Challenge: Rewrite every line of the data below as a Markdown table with the columns "Row" and "Line", numbering the rows and leaving out any blank lines.

-------

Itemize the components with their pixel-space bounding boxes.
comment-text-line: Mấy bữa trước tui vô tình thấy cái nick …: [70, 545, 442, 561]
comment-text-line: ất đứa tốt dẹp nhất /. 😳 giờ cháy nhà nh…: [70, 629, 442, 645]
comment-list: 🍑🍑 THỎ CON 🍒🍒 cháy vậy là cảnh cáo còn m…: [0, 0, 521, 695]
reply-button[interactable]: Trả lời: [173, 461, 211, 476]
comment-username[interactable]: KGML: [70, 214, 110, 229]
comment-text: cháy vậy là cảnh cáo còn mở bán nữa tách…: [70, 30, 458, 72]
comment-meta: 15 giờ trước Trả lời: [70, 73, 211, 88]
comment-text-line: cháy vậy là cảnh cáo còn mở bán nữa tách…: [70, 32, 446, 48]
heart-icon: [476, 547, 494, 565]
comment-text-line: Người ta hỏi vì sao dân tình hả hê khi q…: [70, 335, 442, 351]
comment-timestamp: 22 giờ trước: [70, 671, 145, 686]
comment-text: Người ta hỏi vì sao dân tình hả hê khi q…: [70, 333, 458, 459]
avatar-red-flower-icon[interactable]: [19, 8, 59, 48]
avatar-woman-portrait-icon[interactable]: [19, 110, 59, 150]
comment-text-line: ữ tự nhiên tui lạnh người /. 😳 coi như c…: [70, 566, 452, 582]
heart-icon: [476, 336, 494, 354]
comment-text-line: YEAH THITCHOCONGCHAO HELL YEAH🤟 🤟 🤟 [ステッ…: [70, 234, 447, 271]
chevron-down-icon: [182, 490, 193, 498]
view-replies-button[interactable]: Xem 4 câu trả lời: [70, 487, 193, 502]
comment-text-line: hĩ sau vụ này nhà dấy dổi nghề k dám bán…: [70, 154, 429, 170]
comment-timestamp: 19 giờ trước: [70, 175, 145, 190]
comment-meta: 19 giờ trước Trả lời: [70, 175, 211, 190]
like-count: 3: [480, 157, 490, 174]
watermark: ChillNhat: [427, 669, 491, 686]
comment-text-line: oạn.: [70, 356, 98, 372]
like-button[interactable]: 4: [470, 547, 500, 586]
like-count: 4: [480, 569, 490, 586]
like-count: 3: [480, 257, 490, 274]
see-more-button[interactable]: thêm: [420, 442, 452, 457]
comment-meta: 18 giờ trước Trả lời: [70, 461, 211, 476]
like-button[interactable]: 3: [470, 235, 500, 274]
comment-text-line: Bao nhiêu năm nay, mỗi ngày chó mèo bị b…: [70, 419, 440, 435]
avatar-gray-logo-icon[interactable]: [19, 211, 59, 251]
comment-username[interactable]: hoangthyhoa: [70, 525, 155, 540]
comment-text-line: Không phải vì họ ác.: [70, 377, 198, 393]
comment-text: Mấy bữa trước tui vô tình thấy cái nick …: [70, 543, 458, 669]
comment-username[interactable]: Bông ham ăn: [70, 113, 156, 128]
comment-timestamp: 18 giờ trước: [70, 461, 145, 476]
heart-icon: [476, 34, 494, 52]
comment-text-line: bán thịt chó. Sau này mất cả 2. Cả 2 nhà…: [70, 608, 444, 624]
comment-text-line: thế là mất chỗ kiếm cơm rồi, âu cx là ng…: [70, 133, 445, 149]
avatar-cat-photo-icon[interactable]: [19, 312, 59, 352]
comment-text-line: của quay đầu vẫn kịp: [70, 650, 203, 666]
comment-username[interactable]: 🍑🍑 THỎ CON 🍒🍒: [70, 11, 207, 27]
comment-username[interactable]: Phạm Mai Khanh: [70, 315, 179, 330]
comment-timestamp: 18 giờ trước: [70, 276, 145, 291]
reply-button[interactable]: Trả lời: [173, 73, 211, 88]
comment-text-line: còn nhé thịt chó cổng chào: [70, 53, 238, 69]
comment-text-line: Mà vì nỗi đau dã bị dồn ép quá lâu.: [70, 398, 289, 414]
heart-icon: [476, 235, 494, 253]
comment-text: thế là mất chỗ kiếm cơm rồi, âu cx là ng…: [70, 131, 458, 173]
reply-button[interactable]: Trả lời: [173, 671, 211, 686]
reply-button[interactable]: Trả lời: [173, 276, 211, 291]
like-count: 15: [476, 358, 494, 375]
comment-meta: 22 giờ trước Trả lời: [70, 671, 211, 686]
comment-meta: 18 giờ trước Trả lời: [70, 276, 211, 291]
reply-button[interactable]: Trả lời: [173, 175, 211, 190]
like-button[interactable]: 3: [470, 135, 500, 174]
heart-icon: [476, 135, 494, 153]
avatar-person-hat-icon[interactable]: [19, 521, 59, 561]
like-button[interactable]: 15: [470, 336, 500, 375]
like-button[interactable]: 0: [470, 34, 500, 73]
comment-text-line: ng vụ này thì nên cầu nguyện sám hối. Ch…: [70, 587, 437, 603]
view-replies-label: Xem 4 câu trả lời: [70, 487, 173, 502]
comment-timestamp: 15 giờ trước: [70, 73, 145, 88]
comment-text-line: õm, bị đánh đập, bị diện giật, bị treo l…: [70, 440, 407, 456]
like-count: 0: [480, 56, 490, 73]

-------

Answer to this task:
| Row | Line |
|---|---|
| 1 | Itemize the components with their pixel-space bounding boxes. |
| 2 | comment-text-line: Mấy bữa trước tui vô tình thấy cái nick …: [70, 545, 442, 561] |
| 3 | comment-text-line: ất đứa tốt dẹp nhất /. 😳 giờ cháy nhà nh…: [70, 629, 442, 645] |
| 4 | comment-list: 🍑🍑 THỎ CON 🍒🍒 cháy vậy là cảnh cáo còn m…: [0, 0, 521, 695] |
| 5 | reply-button[interactable]: Trả lời: [173, 461, 211, 476] |
| 6 | comment-username[interactable]: KGML: [70, 214, 110, 229] |
| 7 | comment-text: cháy vậy là cảnh cáo còn mở bán nữa tách…: [70, 30, 458, 72] |
| 8 | comment-meta: 15 giờ trước Trả lời: [70, 73, 211, 88] |
| 9 | comment-text-line: cháy vậy là cảnh cáo còn mở bán nữa tách…: [70, 32, 446, 48] |
| 10 | heart-icon: [476, 547, 494, 565] |
| 11 | comment-text-line: Người ta hỏi vì sao dân tình hả hê khi q…: [70, 335, 442, 351] |
| 12 | comment-timestamp: 22 giờ trước: [70, 671, 145, 686] |
| 13 | comment-text: Người ta hỏi vì sao dân tình hả hê khi q…: [70, 333, 458, 459] |
| 14 | avatar-red-flower-icon[interactable]: [19, 8, 59, 48] |
| 15 | avatar-woman-portrait-icon[interactable]: [19, 110, 59, 150] |
| 16 | comment-text-line: ữ tự nhiên tui lạnh người /. 😳 coi như c…: [70, 566, 452, 582] |
| 17 | heart-icon: [476, 336, 494, 354] |
| 18 | comment-text-line: YEAH THITCHOCONGCHAO HELL YEAH🤟 🤟 🤟 [ステッ…: [70, 234, 447, 271] |
| 19 | chevron-down-icon: [182, 490, 193, 498] |
| 20 | view-replies-button[interactable]: Xem 4 câu trả lời: [70, 487, 193, 502] |
| 21 | comment-text-line: hĩ sau vụ này nhà dấy dổi nghề k dám bán…: [70, 154, 429, 170] |
| 22 | comment-timestamp: 19 giờ trước: [70, 175, 145, 190] |
| 23 | comment-meta: 19 giờ trước Trả lời: [70, 175, 211, 190] |
| 24 | like-count: 3: [480, 157, 490, 174] |
| 25 | watermark: ChillNhat: [427, 669, 491, 686] |
| 26 | comment-text-line: oạn.: [70, 356, 98, 372] |
| 27 | like-button[interactable]: 4: [470, 547, 500, 586] |
| 28 | like-count: 4: [480, 569, 490, 586] |
| 29 | like-count: 3: [480, 257, 490, 274] |
| 30 | see-more-button[interactable]: thêm: [420, 442, 452, 457] |
| 31 | comment-meta: 18 giờ trước Trả lời: [70, 461, 211, 476] |
| 32 | like-button[interactable]: 3: [470, 235, 500, 274] |
| 33 | comment-text-line: Bao nhiêu năm nay, mỗi ngày chó mèo bị b…: [70, 419, 440, 435] |
| 34 | avatar-gray-logo-icon[interactable]: [19, 211, 59, 251] |
| 35 | comment-username[interactable]: hoangthyhoa: [70, 525, 155, 540] |
| 36 | comment-text-line: Không phải vì họ ác.: [70, 377, 198, 393] |
| 37 | comment-text: Mấy bữa trước tui vô tình thấy cái nick …: [70, 543, 458, 669] |
| 38 | comment-username[interactable]: Bông ham ăn: [70, 113, 156, 128] |
| 39 | comment-timestamp: 18 giờ trước: [70, 461, 145, 476] |
| 40 | heart-icon: [476, 34, 494, 52] |
| 41 | comment-text-line: bán thịt chó. Sau này mất cả 2. Cả 2 nhà…: [70, 608, 444, 624] |
| 42 | comment-text-line: thế là mất chỗ kiếm cơm rồi, âu cx là ng…: [70, 133, 445, 149] |
| 43 | avatar-cat-photo-icon[interactable]: [19, 312, 59, 352] |
| 44 | comment-text-line: của quay đầu vẫn kịp: [70, 650, 203, 666] |
| 45 | comment-username[interactable]: 🍑🍑 THỎ CON 🍒🍒: [70, 11, 207, 27] |
| 46 | comment-username[interactable]: Phạm Mai Khanh: [70, 315, 179, 330] |
| 47 | comment-timestamp: 18 giờ trước: [70, 276, 145, 291] |
| 48 | reply-button[interactable]: Trả lời: [173, 73, 211, 88] |
| 49 | comment-text-line: còn nhé thịt chó cổng chào: [70, 53, 238, 69] |
| 50 | comment-text-line: Mà vì nỗi đau dã bị dồn ép quá lâu.: [70, 398, 289, 414] |
| 51 | heart-icon: [476, 235, 494, 253] |
| 52 | comment-text: thế là mất chỗ kiếm cơm rồi, âu cx là ng…: [70, 131, 458, 173] |
| 53 | reply-button[interactable]: Trả lời: [173, 671, 211, 686] |
| 54 | reply-button[interactable]: Trả lời: [173, 276, 211, 291] |
| 55 | like-count: 15: [476, 358, 494, 375] |
| 56 | comment-meta: 22 giờ trước Trả lời: [70, 671, 211, 686] |
| 57 | comment-meta: 18 giờ trước Trả lời: [70, 276, 211, 291] |
| 58 | reply-button[interactable]: Trả lời: [173, 175, 211, 190] |
| 59 | like-button[interactable]: 3: [470, 135, 500, 174] |
| 60 | heart-icon: [476, 135, 494, 153] |
| 61 | avatar-person-hat-icon[interactable]: [19, 521, 59, 561] |
| 62 | like-button[interactable]: 15: [470, 336, 500, 375] |
| 63 | like-button[interactable]: 0: [470, 34, 500, 73] |
| 64 | comment-text-line: ng vụ này thì nên cầu nguyện sám hối. Ch…: [70, 587, 437, 603] |
| 65 | view-replies-label: Xem 4 câu trả lời: [70, 487, 173, 502] |
| 66 | comment-timestamp: 15 giờ trước: [70, 73, 145, 88] |
| 67 | comment-text-line: õm, bị đánh đập, bị diện giật, bị treo l…: [70, 440, 407, 456] |
| 68 | like-count: 0: [480, 56, 490, 73] |